Collect every line that includes the string "JSON".
···
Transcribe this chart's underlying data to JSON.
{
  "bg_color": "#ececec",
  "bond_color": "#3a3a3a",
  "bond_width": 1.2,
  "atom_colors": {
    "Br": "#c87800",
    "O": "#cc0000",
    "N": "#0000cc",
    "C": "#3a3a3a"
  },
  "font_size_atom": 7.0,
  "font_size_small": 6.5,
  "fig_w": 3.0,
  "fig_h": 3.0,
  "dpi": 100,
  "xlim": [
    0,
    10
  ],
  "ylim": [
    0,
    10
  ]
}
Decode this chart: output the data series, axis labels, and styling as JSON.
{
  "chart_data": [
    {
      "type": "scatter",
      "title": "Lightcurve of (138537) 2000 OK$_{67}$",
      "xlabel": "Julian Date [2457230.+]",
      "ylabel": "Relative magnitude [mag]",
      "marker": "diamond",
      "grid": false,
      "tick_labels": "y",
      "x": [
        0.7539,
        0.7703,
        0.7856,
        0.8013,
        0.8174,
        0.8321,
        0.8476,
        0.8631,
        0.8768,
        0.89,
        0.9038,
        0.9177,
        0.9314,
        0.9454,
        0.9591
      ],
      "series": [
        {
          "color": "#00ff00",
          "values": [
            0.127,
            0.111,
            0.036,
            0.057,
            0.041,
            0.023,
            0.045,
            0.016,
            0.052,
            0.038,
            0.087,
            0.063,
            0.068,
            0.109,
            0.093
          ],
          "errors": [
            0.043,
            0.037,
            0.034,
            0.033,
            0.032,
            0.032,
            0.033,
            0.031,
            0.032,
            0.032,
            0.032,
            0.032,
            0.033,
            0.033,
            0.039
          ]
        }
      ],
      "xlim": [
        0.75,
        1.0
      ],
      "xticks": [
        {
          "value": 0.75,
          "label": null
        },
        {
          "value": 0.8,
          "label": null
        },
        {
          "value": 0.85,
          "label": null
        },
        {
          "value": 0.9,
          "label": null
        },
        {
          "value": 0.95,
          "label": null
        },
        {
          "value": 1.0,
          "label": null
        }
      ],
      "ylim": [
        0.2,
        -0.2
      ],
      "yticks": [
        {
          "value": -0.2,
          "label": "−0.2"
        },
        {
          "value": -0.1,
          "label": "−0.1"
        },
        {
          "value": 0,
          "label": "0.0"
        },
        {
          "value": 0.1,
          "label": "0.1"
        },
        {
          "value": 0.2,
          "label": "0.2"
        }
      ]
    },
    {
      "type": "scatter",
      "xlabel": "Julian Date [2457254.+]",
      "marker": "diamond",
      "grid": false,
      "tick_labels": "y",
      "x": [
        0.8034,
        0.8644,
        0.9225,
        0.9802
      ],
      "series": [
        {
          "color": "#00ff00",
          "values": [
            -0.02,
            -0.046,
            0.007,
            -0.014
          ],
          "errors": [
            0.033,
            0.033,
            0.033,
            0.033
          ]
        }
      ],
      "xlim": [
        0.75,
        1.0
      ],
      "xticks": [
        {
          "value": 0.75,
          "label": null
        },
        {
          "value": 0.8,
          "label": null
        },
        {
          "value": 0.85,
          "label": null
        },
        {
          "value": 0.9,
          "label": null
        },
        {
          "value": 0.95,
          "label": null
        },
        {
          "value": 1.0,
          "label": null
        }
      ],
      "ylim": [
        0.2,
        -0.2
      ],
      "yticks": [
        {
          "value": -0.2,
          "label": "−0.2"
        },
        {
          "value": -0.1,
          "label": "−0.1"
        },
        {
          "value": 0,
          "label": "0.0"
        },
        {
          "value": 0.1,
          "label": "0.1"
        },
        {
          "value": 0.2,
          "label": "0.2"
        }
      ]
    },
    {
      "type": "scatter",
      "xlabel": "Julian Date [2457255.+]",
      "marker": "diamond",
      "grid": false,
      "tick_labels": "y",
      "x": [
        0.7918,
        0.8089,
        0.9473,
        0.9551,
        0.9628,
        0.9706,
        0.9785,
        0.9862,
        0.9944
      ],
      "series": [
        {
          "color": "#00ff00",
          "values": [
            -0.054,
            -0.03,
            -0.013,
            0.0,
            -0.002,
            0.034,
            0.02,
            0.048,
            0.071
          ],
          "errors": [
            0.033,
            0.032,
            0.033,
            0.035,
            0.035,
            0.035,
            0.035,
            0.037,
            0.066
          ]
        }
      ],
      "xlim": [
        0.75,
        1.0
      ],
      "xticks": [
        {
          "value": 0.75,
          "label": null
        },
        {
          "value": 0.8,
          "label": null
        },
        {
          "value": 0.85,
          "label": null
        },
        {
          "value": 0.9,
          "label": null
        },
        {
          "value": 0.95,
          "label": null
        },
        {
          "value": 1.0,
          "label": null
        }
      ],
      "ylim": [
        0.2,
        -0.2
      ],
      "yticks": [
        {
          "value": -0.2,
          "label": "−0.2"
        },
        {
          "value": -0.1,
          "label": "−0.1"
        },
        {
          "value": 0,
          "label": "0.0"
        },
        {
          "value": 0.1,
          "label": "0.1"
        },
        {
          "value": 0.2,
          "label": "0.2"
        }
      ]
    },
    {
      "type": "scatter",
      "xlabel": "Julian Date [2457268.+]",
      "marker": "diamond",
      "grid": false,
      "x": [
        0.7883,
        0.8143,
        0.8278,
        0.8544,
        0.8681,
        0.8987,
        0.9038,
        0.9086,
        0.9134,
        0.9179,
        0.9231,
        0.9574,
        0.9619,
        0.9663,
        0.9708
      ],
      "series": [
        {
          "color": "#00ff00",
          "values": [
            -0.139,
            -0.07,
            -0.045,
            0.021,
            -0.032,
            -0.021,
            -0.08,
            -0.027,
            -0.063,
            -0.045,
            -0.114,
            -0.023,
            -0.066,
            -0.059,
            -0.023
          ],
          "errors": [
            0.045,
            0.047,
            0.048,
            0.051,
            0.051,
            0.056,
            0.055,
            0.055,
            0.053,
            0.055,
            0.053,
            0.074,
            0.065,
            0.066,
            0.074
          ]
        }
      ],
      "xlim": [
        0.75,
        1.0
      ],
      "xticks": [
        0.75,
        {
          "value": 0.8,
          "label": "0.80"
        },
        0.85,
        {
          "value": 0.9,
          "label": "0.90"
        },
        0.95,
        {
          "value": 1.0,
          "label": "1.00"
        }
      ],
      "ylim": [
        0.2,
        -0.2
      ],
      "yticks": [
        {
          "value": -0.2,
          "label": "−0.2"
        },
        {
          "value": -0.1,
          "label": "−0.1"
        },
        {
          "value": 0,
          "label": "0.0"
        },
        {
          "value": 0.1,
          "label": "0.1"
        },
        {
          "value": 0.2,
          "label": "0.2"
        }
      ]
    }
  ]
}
···
▶ SOLUTION FOR THIS EXERCISE:
Transcribe this chart's underlying data to JSON.
Decode this chart: output the data series, axis labels, and styling as JSON.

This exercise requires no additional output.